* _SET TASK_:
Reproduce every entry exactly as shown.
┌────────
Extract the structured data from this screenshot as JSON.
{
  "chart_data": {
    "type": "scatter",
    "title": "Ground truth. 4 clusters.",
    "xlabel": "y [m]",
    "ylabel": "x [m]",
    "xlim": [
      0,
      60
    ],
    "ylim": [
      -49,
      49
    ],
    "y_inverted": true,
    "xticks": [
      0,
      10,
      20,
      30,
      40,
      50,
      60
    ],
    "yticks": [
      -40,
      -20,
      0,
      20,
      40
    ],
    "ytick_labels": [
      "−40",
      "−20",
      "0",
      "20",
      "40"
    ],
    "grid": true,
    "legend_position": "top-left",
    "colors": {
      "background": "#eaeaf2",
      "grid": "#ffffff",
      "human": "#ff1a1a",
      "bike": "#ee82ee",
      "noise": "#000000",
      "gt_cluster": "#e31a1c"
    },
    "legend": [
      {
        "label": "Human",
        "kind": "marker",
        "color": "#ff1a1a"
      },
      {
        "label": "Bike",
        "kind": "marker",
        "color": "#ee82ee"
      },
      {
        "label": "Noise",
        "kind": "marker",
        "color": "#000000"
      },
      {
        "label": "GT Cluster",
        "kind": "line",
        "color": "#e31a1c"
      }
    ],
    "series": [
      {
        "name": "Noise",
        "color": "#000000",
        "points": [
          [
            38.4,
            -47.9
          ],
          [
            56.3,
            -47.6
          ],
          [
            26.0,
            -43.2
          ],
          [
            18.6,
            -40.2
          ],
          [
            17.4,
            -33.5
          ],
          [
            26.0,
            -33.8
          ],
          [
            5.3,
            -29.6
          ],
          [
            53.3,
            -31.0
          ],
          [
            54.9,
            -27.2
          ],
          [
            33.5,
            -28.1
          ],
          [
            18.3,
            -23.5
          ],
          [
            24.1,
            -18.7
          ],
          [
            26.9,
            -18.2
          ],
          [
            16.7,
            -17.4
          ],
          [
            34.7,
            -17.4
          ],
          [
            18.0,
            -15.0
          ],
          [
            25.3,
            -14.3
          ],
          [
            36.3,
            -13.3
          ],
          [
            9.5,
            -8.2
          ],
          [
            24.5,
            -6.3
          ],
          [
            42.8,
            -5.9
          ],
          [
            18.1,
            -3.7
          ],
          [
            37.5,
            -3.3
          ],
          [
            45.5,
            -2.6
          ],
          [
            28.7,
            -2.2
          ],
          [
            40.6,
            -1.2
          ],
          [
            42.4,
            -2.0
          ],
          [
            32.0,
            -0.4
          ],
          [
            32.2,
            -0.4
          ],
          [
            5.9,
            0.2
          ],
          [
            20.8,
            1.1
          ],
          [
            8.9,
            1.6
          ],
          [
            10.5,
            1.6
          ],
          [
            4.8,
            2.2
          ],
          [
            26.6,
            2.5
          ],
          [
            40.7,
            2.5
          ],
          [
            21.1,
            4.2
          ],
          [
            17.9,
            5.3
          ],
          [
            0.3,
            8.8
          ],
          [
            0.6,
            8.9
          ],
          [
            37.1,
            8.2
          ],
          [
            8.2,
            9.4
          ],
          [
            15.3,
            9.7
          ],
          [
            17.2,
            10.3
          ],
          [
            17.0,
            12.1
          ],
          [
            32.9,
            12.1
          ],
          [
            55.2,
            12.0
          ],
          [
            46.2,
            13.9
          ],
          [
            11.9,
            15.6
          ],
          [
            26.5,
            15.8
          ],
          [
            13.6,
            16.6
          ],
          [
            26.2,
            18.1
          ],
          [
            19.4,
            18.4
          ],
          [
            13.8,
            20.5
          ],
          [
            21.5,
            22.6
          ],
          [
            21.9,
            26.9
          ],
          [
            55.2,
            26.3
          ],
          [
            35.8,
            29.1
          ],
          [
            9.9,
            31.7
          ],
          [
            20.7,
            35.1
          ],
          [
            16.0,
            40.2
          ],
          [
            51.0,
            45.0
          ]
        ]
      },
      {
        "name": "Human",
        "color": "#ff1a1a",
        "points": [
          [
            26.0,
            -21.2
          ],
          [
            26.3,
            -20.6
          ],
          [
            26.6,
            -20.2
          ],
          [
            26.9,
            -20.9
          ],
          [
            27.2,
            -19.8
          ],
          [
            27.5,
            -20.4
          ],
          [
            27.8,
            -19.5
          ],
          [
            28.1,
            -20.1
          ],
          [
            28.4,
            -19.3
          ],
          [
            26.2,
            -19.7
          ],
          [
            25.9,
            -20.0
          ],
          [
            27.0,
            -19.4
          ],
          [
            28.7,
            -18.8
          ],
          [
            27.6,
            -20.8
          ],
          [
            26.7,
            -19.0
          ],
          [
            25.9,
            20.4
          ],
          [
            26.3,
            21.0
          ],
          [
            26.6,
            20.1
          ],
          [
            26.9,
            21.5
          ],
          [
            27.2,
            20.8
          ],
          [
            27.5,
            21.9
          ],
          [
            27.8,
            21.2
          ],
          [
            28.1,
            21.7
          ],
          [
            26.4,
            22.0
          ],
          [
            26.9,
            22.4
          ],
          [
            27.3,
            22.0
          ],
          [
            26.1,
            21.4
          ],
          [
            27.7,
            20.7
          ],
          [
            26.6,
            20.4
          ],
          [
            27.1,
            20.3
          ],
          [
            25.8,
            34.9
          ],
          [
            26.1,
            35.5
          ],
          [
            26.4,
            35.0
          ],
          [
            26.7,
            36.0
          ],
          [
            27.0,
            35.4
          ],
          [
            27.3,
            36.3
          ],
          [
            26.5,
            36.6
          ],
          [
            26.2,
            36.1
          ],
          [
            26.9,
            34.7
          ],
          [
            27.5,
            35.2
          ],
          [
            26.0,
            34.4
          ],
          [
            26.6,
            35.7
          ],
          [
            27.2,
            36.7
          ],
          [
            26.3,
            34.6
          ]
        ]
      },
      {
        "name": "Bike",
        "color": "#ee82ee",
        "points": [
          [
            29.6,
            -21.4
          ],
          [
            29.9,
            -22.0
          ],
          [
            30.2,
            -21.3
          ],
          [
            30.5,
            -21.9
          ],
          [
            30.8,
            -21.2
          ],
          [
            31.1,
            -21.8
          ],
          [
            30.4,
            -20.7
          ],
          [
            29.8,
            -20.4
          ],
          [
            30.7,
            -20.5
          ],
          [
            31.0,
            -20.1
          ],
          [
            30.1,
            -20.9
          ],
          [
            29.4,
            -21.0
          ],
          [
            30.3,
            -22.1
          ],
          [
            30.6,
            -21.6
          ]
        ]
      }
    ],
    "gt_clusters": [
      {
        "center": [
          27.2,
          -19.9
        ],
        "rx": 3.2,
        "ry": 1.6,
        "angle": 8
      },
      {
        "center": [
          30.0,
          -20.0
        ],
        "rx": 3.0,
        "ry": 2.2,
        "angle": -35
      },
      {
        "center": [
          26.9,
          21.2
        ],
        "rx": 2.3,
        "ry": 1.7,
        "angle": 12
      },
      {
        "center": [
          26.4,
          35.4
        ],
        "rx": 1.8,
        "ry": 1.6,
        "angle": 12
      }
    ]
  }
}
└────────
* _SOLVED PROBLEM_:
Extract the structured data from this screenshot as JSON.
{
  "chart_data": {
    "type": "scatter",
    "title": "Ground truth. 4 clusters.",
    "xlabel": "y [m]",
    "ylabel": "x [m]",
    "xlim": [
      0,
      60
    ],
    "ylim": [
      -49,
      49
    ],
    "y_inverted": true,
    "xticks": [
      0,
      10,
      20,
      30,
      40,
      50,
      60
    ],
    "yticks": [
      -40,
      -20,
      0,
      20,
      40
    ],
    "ytick_labels": [
      "−40",
      "−20",
      "0",
      "20",
      "40"
    ],
    "grid": true,
    "legend_position": "top-left",
    "colors": {
      "background": "#eaeaf2",
      "grid": "#ffffff",
      "human": "#ff1a1a",
      "bike": "#ee82ee",
      "noise": "#000000",
      "gt_cluster": "#e31a1c"
    },
    "legend": [
      {
        "label": "Human",
        "kind": "marker",
        "color": "#ff1a1a"
      },
      {
        "label": "Bike",
        "kind": "marker",
        "color": "#ee82ee"
      },
      {
        "label": "Noise",
        "kind": "marker",
        "color": "#000000"
      },
      {
        "label": "GT Cluster",
        "kind": "line",
        "color": "#e31a1c"
      }
    ],
    "series": [
      {
        "name": "Noise",
        "color": "#000000",
        "points": [
          [
            38.4,
            -47.9
          ],
          [
            56.3,
            -47.6
          ],
          [
            26.0,
            -43.2
          ],
          [
            18.6,
            -40.2
          ],
          [
            17.4,
            -33.5
          ],
          [
            26.0,
            -33.8
          ],
          [
            5.3,
            -29.6
          ],
          [
            53.3,
            -31.0
          ],
          [
            54.9,
            -27.2
          ],
          [
            33.5,
            -28.1
          ],
          [
            18.3,
            -23.5
          ],
          [
            24.1,
            -18.7
          ],
          [
            26.9,
            -18.2
          ],
          [
            16.7,
            -17.4
          ],
          [
            34.7,
            -17.4
          ],
          [
            18.0,
            -15.0
          ],
          [
            25.3,
            -14.3
          ],
          [
            36.3,
            -13.3
          ],
          [
            9.5,
            -8.2
          ],
          [
            24.5,
            -6.3
          ],
          [
            42.8,
            -5.9
          ],
          [
            18.1,
            -3.7
          ],
          [
            37.5,
            -3.3
          ],
          [
            45.5,
            -2.6
          ],
          [
            28.7,
            -2.2
          ],
          [
            40.6,
            -1.2
          ],
          [
            42.4,
            -2.0
          ],
          [
            32.0,
            -0.4
          ],
          [
            32.2,
            -0.4
          ],
          [
            5.9,
            0.2
          ],
          [
            20.8,
            1.1
          ],
          [
            8.9,
            1.6
          ],
          [
            10.5,
            1.6
          ],
          [
            4.8,
            2.2
          ],
          [
            26.6,
            2.5
          ],
          [
            40.7,
            2.5
          ],
          [
            21.1,
            4.2
          ],
          [
            17.9,
            5.3
          ],
          [
            0.3,
            8.8
          ],
          [
            0.6,
            8.9
          ],
          [
            37.1,
            8.2
          ],
          [
            8.2,
            9.4
          ],
          [
            15.3,
            9.7
          ],
          [
            17.2,
            10.3
          ],
          [
            17.0,
            12.1
          ],
          [
            32.9,
            12.1
          ],
          [
            55.2,
            12.0
          ],
          [
            46.2,
            13.9
          ],
          [
            11.9,
            15.6
          ],
          [
            26.5,
            15.8
          ],
          [
            13.6,
            16.6
          ],
          [
            26.2,
            18.1
          ],
          [
            19.4,
            18.4
          ],
          [
            13.8,
            20.5
          ],
          [
            21.5,
            22.6
          ],
          [
            21.9,
            26.9
          ],
          [
            55.2,
            26.3
          ],
          [
            35.8,
            29.1
          ],
          [
            9.9,
            31.7
          ],
          [
            20.7,
            35.1
          ],
          [
            16.0,
            40.2
          ],
          [
            51.0,
            45.0
          ]
        ]
      },
      {
        "name": "Human",
        "color": "#ff1a1a",
        "points": [
          [
            26.0,
            -21.2
          ],
          [
            26.3,
            -20.6
          ],
          [
            26.6,
            -20.2
          ],
          [
            26.9,
            -20.9
          ],
          [
            27.2,
            -19.8
          ],
          [
            27.5,
            -20.4
          ],
          [
            27.8,
            -19.5
          ],
          [
            28.1,
            -20.1
          ],
          [
            28.4,
            -19.3
          ],
          [
            26.2,
            -19.7
          ],
          [
            25.9,
            -20.0
          ],
          [
            27.0,
            -19.4
          ],
          [
            28.7,
            -18.8
          ],
          [
            27.6,
            -20.8
          ],
          [
            26.7,
            -19.0
          ],
          [
            25.9,
            20.4
          ],
          [
            26.3,
            21.0
          ],
          [
            26.6,
            20.1
          ],
          [
            26.9,
            21.5
          ],
          [
            27.2,
            20.8
          ],
          [
            27.5,
            21.9
          ],
          [
            27.8,
            21.2
          ],
          [
            28.1,
            21.7
          ],
          [
            26.4,
            22.0
          ],
          [
            26.9,
            22.4
          ],
          [
            27.3,
            22.0
          ],
          [
            26.1,
            21.4
          ],
          [
            27.7,
            20.7
          ],
          [
            26.6,
            20.4
          ],
          [
            27.1,
            20.3
          ],
          [
            25.8,
            34.9
          ],
          [
            26.1,
            35.5
          ],
          [
            26.4,
            35.0
          ],
          [
            26.7,
            36.0
          ],
          [
            27.0,
            35.4
          ],
          [
            27.3,
            36.3
          ],
          [
            26.5,
            36.6
          ],
          [
            26.2,
            36.1
          ],
          [
            26.9,
            34.7
          ],
          [
            27.5,
            35.2
          ],
          [
            26.0,
            34.4
          ],
          [
            26.6,
            35.7
          ],
          [
            27.2,
            36.7
          ],
          [
            26.3,
            34.6
          ]
        ]
      },
      {
        "name": "Bike",
        "color": "#ee82ee",
        "points": [
          [
            29.6,
            -21.4
          ],
          [
            29.9,
            -22.0
          ],
          [
            30.2,
            -21.3
          ],
          [
            30.5,
            -21.9
          ],
          [
            30.8,
            -21.2
          ],
          [
            31.1,
            -21.8
          ],
          [
            30.4,
            -20.7
          ],
          [
            29.8,
            -20.4
          ],
          [
            30.7,
            -20.5
          ],
          [
            31.0,
            -20.1
          ],
          [
            30.1,
            -20.9
          ],
          [
            29.4,
            -21.0
          ],
          [
            30.3,
            -22.1
          ],
          [
            30.6,
            -21.6
          ]
        ]
      }
    ],
    "gt_clusters": [
      {
        "center": [
          27.2,
          -19.9
        ],
        "rx": 3.2,
        "ry": 1.6,
        "angle": 8
      },
      {
        "center": [
          30.0,
          -20.0
        ],
        "rx": 3.0,
        "ry": 2.2,
        "angle": -35
      },
      {
        "center": [
          26.9,
          21.2
        ],
        "rx": 2.3,
        "ry": 1.7,
        "angle": 12
      },
      {
        "center": [
          26.4,
          35.4
        ],
        "rx": 1.8,
        "ry": 1.6,
        "angle": 12
      }
    ]
  }
}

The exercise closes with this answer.